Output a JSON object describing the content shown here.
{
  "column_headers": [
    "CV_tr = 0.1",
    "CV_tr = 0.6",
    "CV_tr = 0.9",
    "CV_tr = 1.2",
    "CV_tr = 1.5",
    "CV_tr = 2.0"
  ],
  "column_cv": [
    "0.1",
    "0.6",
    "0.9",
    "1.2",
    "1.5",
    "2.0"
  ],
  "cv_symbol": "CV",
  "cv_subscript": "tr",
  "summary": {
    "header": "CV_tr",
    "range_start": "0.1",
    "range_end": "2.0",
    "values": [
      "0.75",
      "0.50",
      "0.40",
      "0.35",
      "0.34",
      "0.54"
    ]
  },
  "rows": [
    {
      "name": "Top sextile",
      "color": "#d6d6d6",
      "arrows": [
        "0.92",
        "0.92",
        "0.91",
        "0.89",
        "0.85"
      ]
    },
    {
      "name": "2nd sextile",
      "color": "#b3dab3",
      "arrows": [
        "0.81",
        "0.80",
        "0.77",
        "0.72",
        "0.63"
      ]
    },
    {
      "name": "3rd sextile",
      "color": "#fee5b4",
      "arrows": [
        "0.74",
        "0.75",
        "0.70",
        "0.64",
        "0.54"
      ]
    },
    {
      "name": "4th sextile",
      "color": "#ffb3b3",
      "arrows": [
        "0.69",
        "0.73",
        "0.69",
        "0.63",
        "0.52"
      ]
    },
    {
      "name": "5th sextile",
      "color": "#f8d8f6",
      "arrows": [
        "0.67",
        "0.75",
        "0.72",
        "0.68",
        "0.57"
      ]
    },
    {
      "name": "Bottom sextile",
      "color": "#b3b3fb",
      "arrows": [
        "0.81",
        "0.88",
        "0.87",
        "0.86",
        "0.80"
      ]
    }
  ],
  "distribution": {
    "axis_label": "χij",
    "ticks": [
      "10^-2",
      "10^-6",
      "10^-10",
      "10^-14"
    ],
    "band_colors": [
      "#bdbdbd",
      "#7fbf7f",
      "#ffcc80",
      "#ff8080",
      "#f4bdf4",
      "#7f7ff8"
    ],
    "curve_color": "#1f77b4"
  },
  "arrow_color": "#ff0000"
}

---+---

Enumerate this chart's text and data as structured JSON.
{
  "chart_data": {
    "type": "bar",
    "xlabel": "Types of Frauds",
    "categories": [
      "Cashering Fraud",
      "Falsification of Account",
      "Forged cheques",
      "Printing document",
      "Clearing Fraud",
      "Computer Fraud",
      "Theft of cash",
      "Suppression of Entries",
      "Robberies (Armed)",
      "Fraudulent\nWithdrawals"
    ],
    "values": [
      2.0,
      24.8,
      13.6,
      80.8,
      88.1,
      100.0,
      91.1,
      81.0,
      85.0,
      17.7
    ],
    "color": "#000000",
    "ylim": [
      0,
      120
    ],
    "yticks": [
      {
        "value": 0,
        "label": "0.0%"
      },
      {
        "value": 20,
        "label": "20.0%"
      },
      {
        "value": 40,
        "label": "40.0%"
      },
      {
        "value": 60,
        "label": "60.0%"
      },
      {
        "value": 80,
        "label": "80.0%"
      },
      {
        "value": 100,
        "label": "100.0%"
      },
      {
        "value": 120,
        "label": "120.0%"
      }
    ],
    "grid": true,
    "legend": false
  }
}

---+---

Read through the entries and copy every line that includes "JSON".

Answer to this task:
Output a JSON object describing the content shown here.
Enumerate this chart's text and data as structured JSON.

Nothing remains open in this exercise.